== EXERCISE DESCRIPTION ==
Repeat exactly each line of the data provided below.

── RECORDS FOR THIS EXERCISE

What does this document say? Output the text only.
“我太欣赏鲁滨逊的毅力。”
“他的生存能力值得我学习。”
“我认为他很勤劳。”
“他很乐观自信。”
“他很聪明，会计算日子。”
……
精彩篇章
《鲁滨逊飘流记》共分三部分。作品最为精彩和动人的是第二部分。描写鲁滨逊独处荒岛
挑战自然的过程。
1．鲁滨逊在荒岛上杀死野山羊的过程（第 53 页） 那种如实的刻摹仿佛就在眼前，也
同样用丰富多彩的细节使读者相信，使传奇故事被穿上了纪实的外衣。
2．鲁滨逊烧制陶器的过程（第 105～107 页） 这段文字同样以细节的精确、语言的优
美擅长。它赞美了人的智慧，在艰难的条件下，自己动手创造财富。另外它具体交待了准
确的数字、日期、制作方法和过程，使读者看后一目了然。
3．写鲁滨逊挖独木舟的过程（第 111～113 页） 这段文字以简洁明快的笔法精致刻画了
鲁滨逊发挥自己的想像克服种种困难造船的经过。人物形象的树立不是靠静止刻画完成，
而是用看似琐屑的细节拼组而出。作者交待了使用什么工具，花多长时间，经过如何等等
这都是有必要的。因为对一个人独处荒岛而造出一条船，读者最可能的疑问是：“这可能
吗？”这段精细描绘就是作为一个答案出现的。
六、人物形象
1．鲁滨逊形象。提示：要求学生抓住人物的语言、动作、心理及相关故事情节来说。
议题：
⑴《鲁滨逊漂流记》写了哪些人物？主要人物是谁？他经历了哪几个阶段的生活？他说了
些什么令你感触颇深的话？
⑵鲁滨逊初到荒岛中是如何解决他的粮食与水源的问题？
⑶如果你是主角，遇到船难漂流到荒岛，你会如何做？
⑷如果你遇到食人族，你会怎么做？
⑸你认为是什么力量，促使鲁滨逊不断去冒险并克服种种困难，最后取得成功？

────

== OUTPUT OF THE TASK ==
What does this document say? Output the text only.
“我太欣赏鲁滨逊的毅力。”
“他的生存能力值得我学习。”
“我认为他很勤劳。”
“他很乐观自信。”
“他很聪明，会计算日子。”
……
精彩篇章
《鲁滨逊飘流记》共分三部分。作品最为精彩和动人的是第二部分。描写鲁滨逊独处荒岛
挑战自然的过程。
1．鲁滨逊在荒岛上杀死野山羊的过程（第 53 页） 那种如实的刻摹仿佛就在眼前，也
同样用丰富多彩的细节使读者相信，使传奇故事被穿上了纪实的外衣。
2．鲁滨逊烧制陶器的过程（第 105～107 页） 这段文字同样以细节的精确、语言的优
美擅长。它赞美了人的智慧，在艰难的条件下，自己动手创造财富。另外它具体交待了准
确的数字、日期、制作方法和过程，使读者看后一目了然。
3．写鲁滨逊挖独木舟的过程（第 111～113 页） 这段文字以简洁明快的笔法精致刻画了
鲁滨逊发挥自己的想像克服种种困难造船的经过。人物形象的树立不是靠静止刻画完成，
而是用看似琐屑的细节拼组而出。作者交待了使用什么工具，花多长时间，经过如何等等
这都是有必要的。因为对一个人独处荒岛而造出一条船，读者最可能的疑问是：“这可能
吗？”这段精细描绘就是作为一个答案出现的。
六、人物形象
1．鲁滨逊形象。提示：要求学生抓住人物的语言、动作、心理及相关故事情节来说。
议题：
⑴《鲁滨逊漂流记》写了哪些人物？主要人物是谁？他经历了哪几个阶段的生活？他说了
些什么令你感触颇深的话？
⑵鲁滨逊初到荒岛中是如何解决他的粮食与水源的问题？
⑶如果你是主角，遇到船难漂流到荒岛，你会如何做？
⑷如果你遇到食人族，你会怎么做？
⑸你认为是什么力量，促使鲁滨逊不断去冒险并克服种种困难，最后取得成功？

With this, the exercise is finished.